Stored rows:
——

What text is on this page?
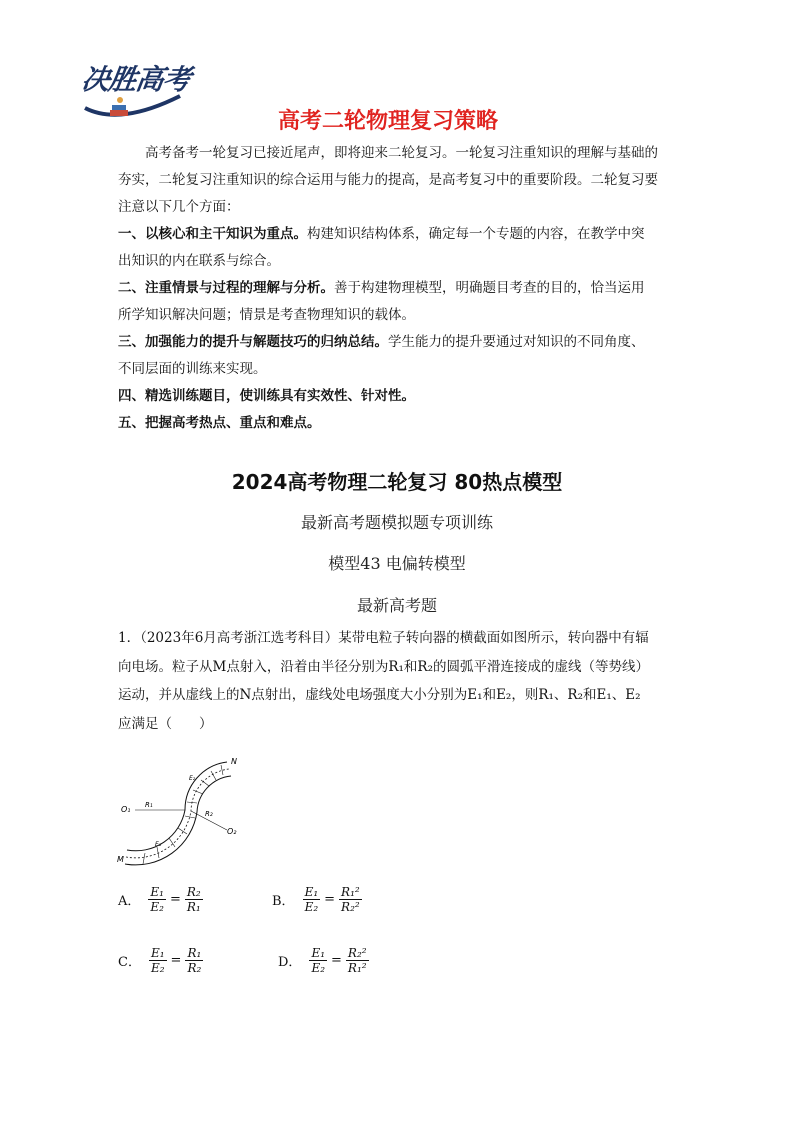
决胜高考
高考二轮物理复习策略

高考备考一轮复习已接近尾声，即将迎来二轮复习。一轮复习注重知识的理解与基础的

夯实，二轮复习注重知识的综合运用与能力的提高，是高考复习中的重要阶段。二轮复习要

注意以下几个方面：

一、以核心和主干知识为重点。构建知识结构体系，确定每一个专题的内容，在教学中突

出知识的内在联系与综合。

二、注重情景与过程的理解与分析。善于构建物理模型，明确题目考查的目的，恰当运用

所学知识解决问题；情景是考查物理知识的载体。

三、加强能力的提升与解题技巧的归纳总结。学生能力的提升要通过对知识的不同角度、

不同层面的训练来实现。

四、精选训练题目，使训练具有实效性、针对性。

五、把握高考热点、重点和难点。

2024高考物理二轮复习 80热点模型
最新高考题模拟题专项训练
模型43 电偏转模型
最新高考题

1．（2023年6月高考浙江选考科目）某带电粒子转向器的横截面如图所示，转向器中有辐

向电场。粒子从M点射入，沿着由半径分别为R₁和R₂的圆弧平滑连接成的虚线（等势线）

运动，并从虚线上的N点射出，虚线处电场强度大小分别为E₁和E₂，则R₁、R₂和E₁、E₂

应满足（　　）

N
M
O₁
O₂
R₁
R₂
E₁
E₂
A． $\frac{\text{E₁}}{\text{E₂}} = \frac{\text{R₂}}{\text{R₁}}$	B． $\frac{\text{E₁}}{\text{E₂}} = \frac{\text{R₁²}}{\text{R₂²}}$
C． $\frac{\text{E₁}}{\text{E₂}} = \frac{\text{R₁}}{\text{R₂}}$	D． $\frac{\text{E₁}}{\text{E₂}} = \frac{\text{R₂²}}{\text{R₁²}}$
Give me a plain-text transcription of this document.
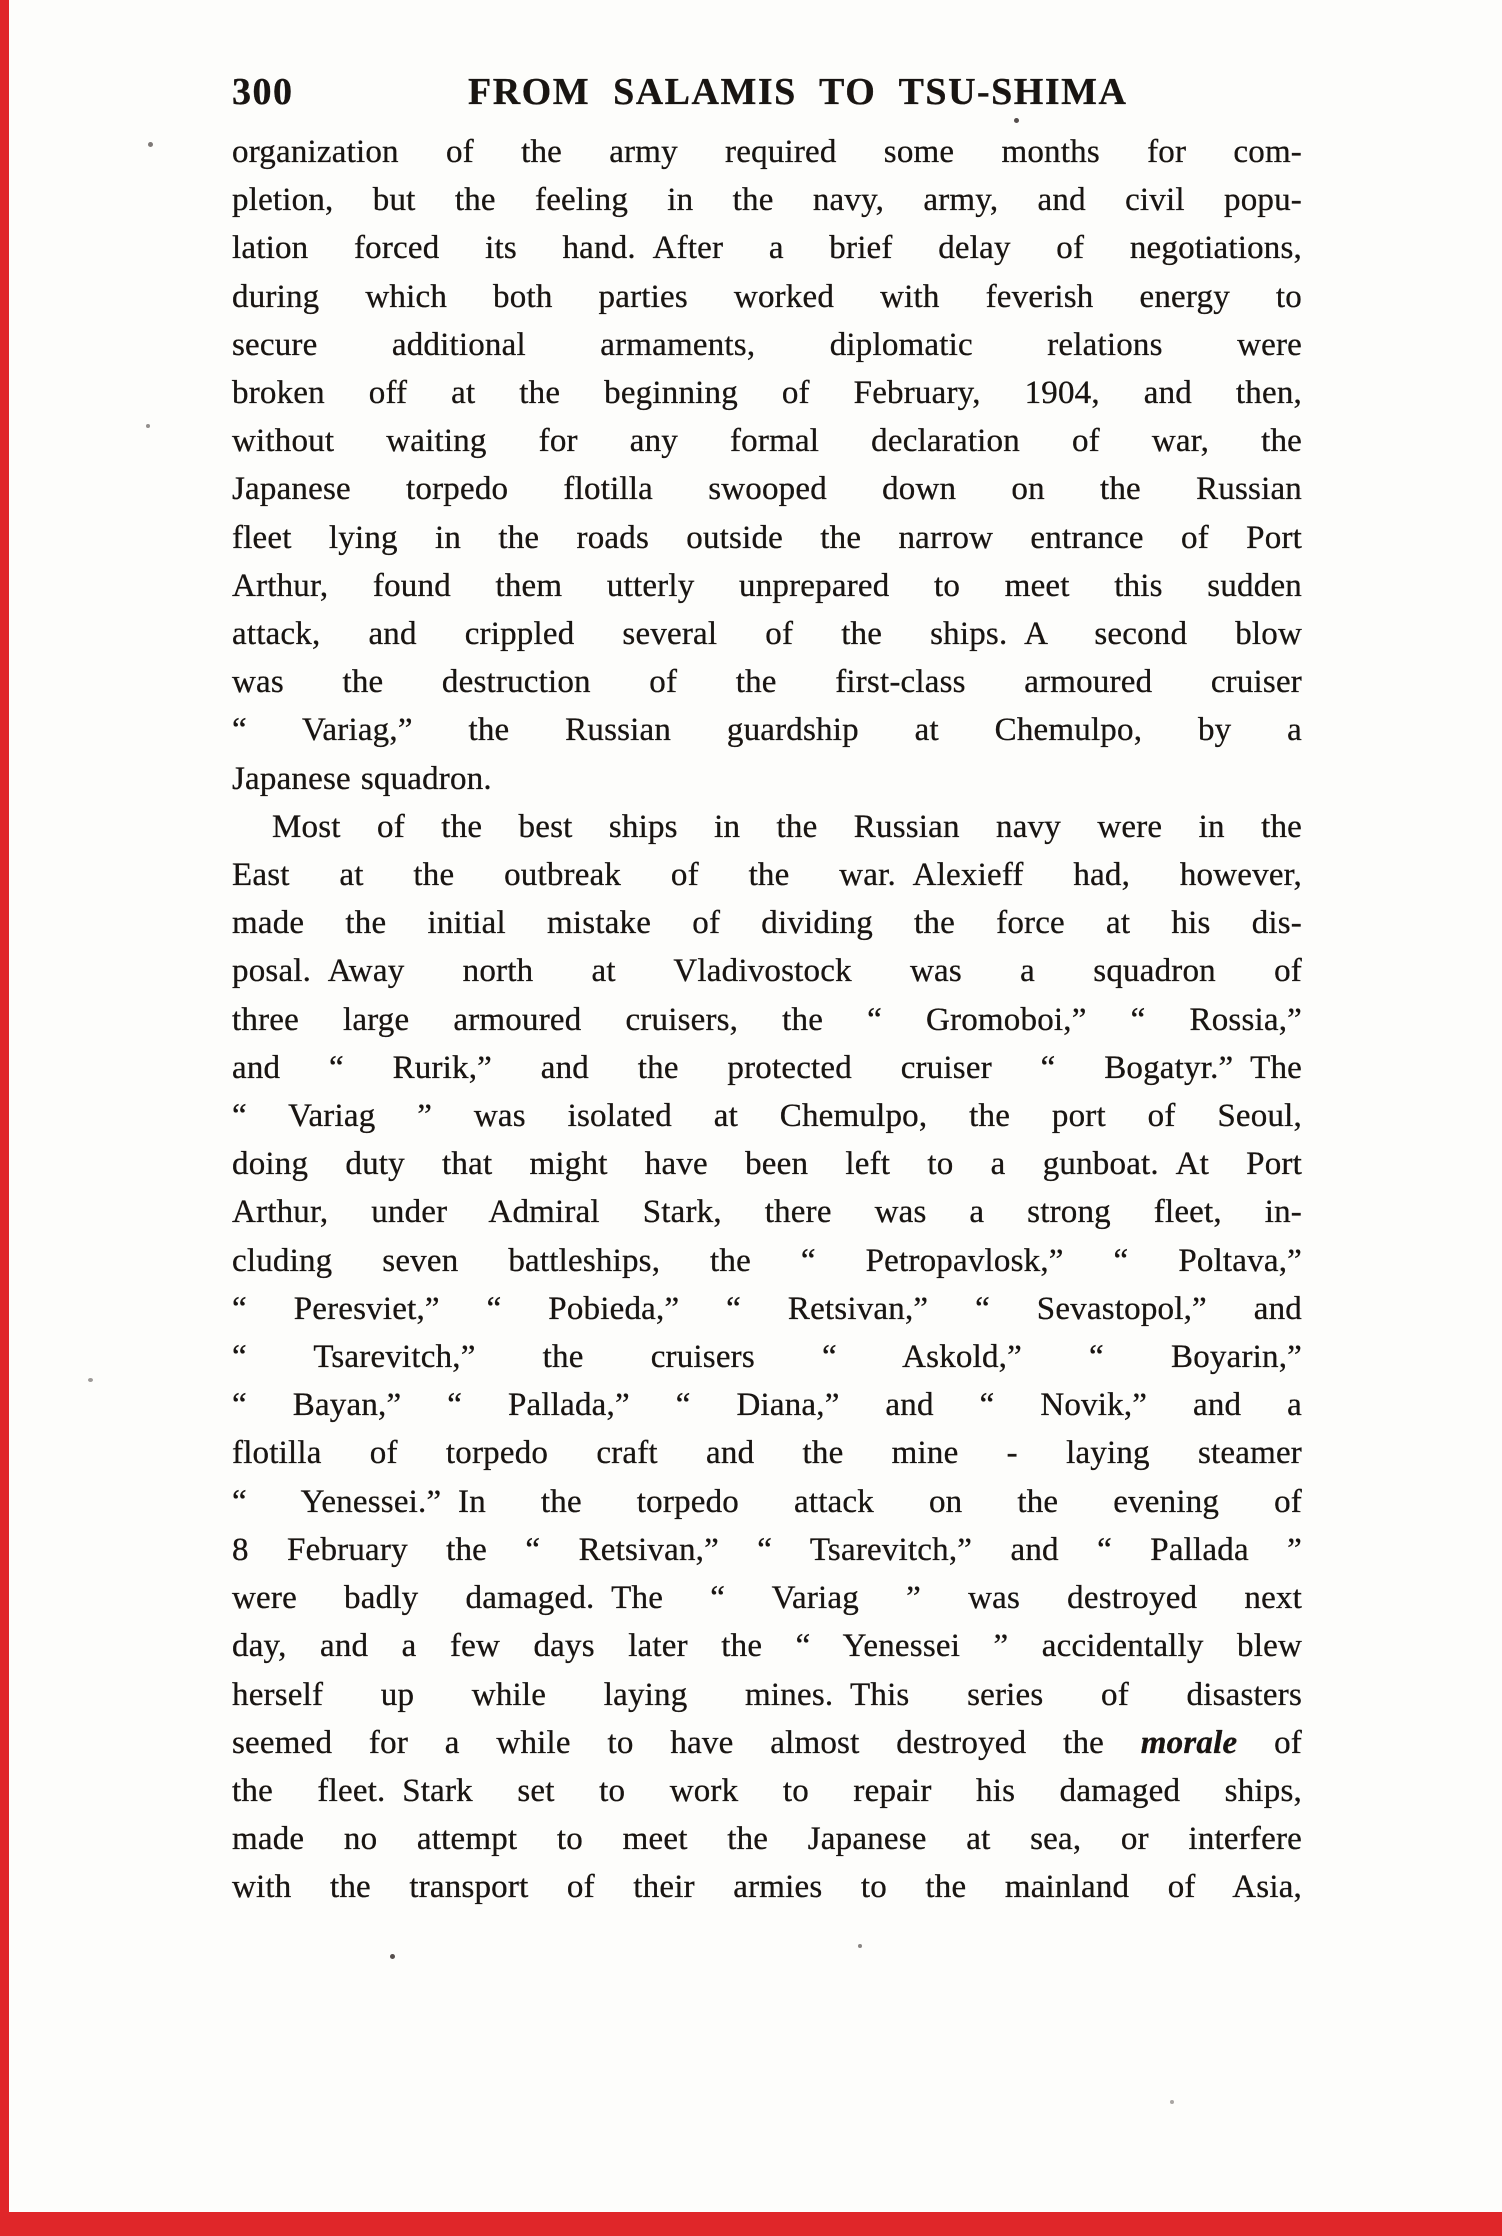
300	FROM SALAMIS TO TSU-SHIMA
organization of the army required some months for com-
pletion, but the feeling in the navy, army, and civil popu-
lation forced its hand. After a brief delay of negotiations,
during which both parties worked with feverish energy to
secure additional armaments, diplomatic relations were
broken off at the beginning of February, 1904, and then,
without waiting for any formal declaration of war, the
Japanese torpedo flotilla swooped down on the Russian
fleet lying in the roads outside the narrow entrance of Port
Arthur, found them utterly unprepared to meet this sudden
attack, and crippled several of the ships. A second blow
was the destruction of the first-class armoured cruiser
“ Variag,” the Russian guardship at Chemulpo, by a
Japanese squadron.
Most of the best ships in the Russian navy were in the
East at the outbreak of the war. Alexieff had, however,
made the initial mistake of dividing the force at his dis-
posal. Away north at Vladivostock was a squadron of
three large armoured cruisers, the “ Gromoboi,” “ Rossia,”
and “ Rurik,” and the protected cruiser “ Bogatyr.” The
“ Variag ” was isolated at Chemulpo, the port of Seoul,
doing duty that might have been left to a gunboat. At Port
Arthur, under Admiral Stark, there was a strong fleet, in-
cluding seven battleships, the “ Petropavlosk,” “ Poltava,”
“ Peresviet,” “ Pobieda,” “ Retsivan,” “ Sevastopol,” and
“ Tsarevitch,” the cruisers “ Askold,” “ Boyarin,”
“ Bayan,” “ Pallada,” “ Diana,” and “ Novik,” and a
flotilla of torpedo craft and the mine - laying steamer
“ Yenessei.” In the torpedo attack on the evening of
8 February the “ Retsivan,” “ Tsarevitch,” and “ Pallada ”
were badly damaged. The “ Variag ” was destroyed next
day, and a few days later the “ Yenessei ” accidentally blew
herself up while laying mines. This series of disasters
seemed for a while to have almost destroyed the morale of
the fleet. Stark set to work to repair his damaged ships,
made no attempt to meet the Japanese at sea, or interfere
with the transport of their armies to the mainland of Asia,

——

Given request:
A line counts if it holds the word "Variag". How many lines of the entries count? Give the number only.

Written response:
3